**Short problem**:
In the entries that follow, find the word "Later" and report each line it is on.

**Provided material**:

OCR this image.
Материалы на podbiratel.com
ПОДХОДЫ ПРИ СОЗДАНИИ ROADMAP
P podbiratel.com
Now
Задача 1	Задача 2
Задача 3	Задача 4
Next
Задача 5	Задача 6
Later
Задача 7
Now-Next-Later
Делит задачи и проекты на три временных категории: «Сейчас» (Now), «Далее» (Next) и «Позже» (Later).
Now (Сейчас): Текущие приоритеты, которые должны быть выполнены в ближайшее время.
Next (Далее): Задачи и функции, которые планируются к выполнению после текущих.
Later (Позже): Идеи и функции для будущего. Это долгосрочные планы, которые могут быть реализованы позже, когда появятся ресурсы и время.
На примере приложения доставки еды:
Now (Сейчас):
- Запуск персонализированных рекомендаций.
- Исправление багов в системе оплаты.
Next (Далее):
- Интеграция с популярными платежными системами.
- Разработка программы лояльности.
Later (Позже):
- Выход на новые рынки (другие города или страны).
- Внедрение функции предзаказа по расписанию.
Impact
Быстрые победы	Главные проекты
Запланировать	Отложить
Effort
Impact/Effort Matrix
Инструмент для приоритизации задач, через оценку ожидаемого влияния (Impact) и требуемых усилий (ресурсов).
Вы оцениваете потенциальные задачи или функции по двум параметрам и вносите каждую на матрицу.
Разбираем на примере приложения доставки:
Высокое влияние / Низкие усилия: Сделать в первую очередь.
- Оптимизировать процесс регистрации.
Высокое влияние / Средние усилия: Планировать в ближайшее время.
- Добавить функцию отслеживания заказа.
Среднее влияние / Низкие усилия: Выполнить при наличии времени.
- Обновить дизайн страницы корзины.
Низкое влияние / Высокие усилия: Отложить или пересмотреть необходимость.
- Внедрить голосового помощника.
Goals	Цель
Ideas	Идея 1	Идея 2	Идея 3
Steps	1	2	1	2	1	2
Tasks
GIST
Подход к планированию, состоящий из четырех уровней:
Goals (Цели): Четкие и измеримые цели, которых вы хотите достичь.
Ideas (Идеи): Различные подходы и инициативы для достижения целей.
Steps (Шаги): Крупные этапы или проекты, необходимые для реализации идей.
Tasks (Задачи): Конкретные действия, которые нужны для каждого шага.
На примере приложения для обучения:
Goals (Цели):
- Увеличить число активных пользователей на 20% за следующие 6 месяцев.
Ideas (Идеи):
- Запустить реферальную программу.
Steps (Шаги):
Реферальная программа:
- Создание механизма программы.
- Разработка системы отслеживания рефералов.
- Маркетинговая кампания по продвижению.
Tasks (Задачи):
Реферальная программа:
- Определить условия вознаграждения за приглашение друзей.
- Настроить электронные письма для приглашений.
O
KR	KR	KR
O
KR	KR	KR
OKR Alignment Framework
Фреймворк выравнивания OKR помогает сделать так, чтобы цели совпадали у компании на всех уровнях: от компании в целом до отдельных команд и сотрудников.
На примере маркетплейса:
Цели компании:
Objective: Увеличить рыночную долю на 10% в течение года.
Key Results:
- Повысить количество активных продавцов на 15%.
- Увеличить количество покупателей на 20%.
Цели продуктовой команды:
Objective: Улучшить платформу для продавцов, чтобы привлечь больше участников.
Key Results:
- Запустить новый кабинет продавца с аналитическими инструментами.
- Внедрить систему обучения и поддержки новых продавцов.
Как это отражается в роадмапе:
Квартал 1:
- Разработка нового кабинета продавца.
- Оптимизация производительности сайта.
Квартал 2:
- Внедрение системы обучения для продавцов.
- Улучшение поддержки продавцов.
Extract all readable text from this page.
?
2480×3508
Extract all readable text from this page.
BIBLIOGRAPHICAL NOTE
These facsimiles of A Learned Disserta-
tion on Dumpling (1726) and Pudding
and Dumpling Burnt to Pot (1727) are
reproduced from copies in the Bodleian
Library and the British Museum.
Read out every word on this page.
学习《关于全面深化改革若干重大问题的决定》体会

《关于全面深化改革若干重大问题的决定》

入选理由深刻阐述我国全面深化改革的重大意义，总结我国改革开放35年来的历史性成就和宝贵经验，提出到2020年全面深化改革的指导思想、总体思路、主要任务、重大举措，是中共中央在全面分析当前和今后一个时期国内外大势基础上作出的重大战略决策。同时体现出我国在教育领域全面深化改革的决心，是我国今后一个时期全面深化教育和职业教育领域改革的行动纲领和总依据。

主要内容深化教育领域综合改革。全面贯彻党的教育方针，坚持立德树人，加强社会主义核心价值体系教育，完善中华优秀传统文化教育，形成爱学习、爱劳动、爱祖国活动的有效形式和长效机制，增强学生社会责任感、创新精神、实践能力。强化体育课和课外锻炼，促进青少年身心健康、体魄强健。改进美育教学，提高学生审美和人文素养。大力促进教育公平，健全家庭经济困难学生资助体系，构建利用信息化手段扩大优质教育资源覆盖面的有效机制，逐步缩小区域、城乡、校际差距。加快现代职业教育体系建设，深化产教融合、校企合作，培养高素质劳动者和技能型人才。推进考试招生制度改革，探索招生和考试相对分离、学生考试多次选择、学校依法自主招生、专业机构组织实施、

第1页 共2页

**Reply**:
Later
Now-Next-Later
Делит задачи и проекты на три временных категории: «Сейчас» (Now), «Далее» (Next) и «Позже» (Later).
Later (Позже): Идеи и функции для будущего. Это долгосрочные планы, которые могут быть реализованы позже, когда появятся ресурсы и время.
Later (Позже):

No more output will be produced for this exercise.